*** Input for this task ***

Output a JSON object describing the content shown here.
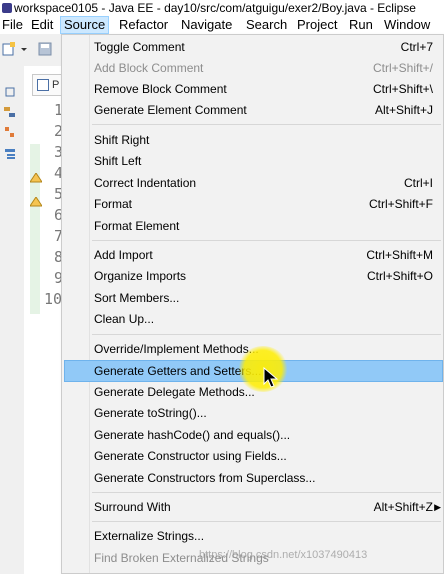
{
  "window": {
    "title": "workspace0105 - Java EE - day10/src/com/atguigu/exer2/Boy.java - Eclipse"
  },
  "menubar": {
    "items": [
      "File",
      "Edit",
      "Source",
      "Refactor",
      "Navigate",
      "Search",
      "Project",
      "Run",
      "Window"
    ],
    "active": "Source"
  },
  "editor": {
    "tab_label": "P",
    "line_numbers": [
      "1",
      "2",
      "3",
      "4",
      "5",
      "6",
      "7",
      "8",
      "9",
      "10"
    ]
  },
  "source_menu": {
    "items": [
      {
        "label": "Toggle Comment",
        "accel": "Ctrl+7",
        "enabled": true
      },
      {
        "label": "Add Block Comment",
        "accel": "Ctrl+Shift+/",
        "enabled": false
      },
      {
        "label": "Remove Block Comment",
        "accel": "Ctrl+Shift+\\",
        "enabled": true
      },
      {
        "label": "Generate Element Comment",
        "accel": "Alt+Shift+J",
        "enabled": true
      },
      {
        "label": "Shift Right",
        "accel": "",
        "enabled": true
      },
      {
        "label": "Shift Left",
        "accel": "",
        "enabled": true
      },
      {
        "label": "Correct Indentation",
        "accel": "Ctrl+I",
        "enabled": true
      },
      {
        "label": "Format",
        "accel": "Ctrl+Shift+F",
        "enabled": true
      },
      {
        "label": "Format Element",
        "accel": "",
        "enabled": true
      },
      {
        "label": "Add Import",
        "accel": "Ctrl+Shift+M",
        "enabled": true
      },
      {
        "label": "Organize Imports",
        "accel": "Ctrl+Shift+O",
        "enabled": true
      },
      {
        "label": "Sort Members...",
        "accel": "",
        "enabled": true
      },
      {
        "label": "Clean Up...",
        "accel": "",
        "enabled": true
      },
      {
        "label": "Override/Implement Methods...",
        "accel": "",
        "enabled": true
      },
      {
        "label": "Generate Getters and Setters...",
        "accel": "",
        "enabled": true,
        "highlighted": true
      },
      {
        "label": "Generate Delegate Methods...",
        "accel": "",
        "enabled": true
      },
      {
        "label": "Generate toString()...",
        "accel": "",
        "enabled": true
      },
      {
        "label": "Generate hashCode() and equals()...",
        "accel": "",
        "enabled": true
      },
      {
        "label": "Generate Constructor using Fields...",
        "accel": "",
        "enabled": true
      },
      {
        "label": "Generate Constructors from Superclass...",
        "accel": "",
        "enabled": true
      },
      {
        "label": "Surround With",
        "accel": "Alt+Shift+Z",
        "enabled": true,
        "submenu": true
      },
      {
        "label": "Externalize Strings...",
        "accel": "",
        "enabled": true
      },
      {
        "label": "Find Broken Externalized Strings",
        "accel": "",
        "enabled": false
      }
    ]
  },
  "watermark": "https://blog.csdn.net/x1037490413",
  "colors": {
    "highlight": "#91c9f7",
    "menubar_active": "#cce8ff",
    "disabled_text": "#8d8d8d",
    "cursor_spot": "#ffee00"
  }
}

***
*** Input for this task ***

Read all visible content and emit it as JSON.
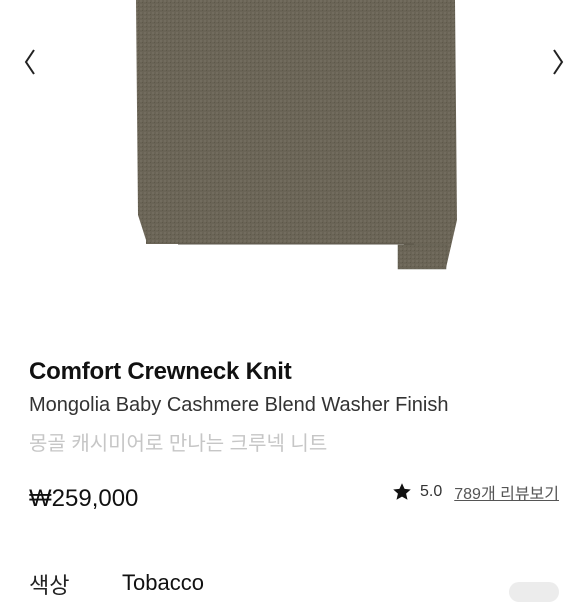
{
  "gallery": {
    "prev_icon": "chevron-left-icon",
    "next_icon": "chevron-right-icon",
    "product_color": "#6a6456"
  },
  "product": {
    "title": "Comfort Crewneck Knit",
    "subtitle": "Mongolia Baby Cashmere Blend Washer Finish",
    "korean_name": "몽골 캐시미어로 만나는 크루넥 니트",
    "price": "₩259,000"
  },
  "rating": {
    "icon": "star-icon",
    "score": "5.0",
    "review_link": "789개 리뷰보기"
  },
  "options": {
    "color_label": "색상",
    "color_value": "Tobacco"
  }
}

***

**Work instructions:** Pull every line containing the word "Element" out of the entries above.

**Final answer:**
        "label": "Generate Element Comment",
        "label": "Format Element",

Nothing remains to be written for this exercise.